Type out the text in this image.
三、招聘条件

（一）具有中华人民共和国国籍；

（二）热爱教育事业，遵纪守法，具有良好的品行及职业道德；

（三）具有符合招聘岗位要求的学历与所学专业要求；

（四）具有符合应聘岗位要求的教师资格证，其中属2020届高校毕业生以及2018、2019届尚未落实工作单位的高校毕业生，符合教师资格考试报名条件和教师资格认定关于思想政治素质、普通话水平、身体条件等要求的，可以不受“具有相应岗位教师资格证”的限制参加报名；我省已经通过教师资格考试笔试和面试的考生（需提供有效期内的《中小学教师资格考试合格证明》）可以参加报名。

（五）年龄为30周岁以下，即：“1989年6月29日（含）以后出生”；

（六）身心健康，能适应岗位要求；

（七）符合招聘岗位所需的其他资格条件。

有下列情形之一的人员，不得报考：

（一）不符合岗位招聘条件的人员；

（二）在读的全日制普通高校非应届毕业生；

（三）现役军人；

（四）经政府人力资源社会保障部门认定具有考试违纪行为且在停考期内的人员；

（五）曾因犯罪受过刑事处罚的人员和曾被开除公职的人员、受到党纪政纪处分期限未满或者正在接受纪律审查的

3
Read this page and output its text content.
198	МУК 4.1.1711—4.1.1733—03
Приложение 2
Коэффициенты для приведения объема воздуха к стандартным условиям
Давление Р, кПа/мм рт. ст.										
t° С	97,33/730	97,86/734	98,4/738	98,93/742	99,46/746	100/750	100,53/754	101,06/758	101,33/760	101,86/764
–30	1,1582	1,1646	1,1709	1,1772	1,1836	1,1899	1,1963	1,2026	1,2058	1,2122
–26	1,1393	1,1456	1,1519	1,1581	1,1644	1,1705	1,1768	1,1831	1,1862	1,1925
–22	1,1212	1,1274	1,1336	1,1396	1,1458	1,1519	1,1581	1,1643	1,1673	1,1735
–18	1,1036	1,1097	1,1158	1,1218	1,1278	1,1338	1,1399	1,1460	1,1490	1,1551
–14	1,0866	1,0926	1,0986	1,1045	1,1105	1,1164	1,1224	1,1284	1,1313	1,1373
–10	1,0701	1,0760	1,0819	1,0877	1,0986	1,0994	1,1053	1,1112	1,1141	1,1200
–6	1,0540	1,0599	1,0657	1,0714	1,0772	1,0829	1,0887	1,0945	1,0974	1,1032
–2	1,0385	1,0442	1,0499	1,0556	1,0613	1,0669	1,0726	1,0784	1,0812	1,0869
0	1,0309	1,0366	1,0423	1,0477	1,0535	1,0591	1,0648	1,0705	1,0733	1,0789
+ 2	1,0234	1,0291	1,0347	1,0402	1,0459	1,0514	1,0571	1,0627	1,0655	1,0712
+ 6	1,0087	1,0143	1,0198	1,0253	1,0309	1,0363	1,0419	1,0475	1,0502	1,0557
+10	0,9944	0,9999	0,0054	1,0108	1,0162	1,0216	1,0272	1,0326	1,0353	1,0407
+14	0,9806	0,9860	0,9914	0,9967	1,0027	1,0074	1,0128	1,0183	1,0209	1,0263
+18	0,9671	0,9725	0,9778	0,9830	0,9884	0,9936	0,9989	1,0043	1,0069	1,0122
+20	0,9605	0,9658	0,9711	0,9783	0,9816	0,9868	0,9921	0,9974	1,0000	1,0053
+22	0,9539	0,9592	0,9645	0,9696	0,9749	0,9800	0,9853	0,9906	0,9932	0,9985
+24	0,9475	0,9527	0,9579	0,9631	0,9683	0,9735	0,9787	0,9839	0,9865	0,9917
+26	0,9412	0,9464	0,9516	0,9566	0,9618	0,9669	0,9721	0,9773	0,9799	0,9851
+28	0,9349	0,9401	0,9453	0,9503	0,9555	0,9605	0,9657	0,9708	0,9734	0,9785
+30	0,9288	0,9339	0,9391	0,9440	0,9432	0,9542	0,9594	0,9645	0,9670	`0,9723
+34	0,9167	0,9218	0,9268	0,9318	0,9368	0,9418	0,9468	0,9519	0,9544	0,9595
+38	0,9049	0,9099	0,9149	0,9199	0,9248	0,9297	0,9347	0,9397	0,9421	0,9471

Task description:
Search the records above for "this". Copy each line where it is found.

Correct output:
Type out the text in this image.
Read this page and output its text content.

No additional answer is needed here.